— WHAT IS EXPECTED —
Copy each line of the material below that includes the string "Nosing".

— DATA TO PROCESS —
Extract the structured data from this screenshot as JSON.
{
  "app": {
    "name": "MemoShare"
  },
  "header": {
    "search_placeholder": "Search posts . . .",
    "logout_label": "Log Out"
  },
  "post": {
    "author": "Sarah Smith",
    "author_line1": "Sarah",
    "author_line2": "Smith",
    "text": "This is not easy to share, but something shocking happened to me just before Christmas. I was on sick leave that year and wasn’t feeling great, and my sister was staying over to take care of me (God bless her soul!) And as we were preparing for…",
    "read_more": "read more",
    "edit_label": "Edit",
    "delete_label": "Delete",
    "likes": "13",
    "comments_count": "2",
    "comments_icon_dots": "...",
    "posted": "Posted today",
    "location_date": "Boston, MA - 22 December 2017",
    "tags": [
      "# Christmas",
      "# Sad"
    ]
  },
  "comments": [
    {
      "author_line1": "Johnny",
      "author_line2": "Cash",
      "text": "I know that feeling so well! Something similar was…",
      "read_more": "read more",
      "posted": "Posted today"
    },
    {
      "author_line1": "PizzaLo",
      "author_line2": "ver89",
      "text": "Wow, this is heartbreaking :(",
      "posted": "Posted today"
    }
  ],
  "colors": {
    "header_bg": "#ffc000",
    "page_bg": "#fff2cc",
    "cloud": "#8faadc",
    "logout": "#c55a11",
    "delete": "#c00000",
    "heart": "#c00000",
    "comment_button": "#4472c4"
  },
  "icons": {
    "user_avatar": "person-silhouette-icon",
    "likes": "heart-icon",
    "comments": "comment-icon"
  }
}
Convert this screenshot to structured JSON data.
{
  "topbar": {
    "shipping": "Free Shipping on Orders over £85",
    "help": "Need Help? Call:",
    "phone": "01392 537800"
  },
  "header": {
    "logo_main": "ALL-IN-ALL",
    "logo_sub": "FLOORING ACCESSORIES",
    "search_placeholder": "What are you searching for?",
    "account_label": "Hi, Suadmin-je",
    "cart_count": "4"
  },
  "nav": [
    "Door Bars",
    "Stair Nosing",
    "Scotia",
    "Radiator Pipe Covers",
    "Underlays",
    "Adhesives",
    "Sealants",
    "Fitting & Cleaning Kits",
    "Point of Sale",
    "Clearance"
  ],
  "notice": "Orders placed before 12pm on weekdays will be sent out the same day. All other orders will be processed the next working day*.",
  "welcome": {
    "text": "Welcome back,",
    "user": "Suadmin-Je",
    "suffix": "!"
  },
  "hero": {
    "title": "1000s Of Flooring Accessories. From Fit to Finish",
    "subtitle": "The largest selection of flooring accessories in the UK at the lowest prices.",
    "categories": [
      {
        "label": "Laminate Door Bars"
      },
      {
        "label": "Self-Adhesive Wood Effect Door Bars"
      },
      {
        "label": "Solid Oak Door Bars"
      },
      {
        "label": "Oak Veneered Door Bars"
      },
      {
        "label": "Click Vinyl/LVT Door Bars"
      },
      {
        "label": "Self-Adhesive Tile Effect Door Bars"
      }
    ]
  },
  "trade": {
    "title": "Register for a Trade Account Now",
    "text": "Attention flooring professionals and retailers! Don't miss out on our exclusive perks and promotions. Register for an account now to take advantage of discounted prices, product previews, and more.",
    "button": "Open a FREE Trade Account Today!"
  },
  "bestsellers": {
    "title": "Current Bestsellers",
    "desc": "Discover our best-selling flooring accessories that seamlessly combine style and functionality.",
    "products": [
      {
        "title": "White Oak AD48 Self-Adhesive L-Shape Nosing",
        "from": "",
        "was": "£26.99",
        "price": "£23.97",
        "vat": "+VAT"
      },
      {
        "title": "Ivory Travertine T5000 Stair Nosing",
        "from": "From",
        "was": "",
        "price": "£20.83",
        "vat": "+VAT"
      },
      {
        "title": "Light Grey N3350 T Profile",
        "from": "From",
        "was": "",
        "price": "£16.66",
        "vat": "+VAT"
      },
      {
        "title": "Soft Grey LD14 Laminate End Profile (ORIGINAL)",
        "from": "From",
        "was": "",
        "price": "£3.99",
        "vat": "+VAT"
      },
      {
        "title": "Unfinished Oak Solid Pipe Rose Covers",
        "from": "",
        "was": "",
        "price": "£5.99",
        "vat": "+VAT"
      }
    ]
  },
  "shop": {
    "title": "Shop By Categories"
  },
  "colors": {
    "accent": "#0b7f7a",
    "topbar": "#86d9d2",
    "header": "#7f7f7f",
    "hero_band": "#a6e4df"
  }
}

— REPLY —
    "Stair Nosing",
        "title": "White Oak AD48 Self-Adhesive L-Shape Nosing",
        "title": "Ivory Travertine T5000 Stair Nosing",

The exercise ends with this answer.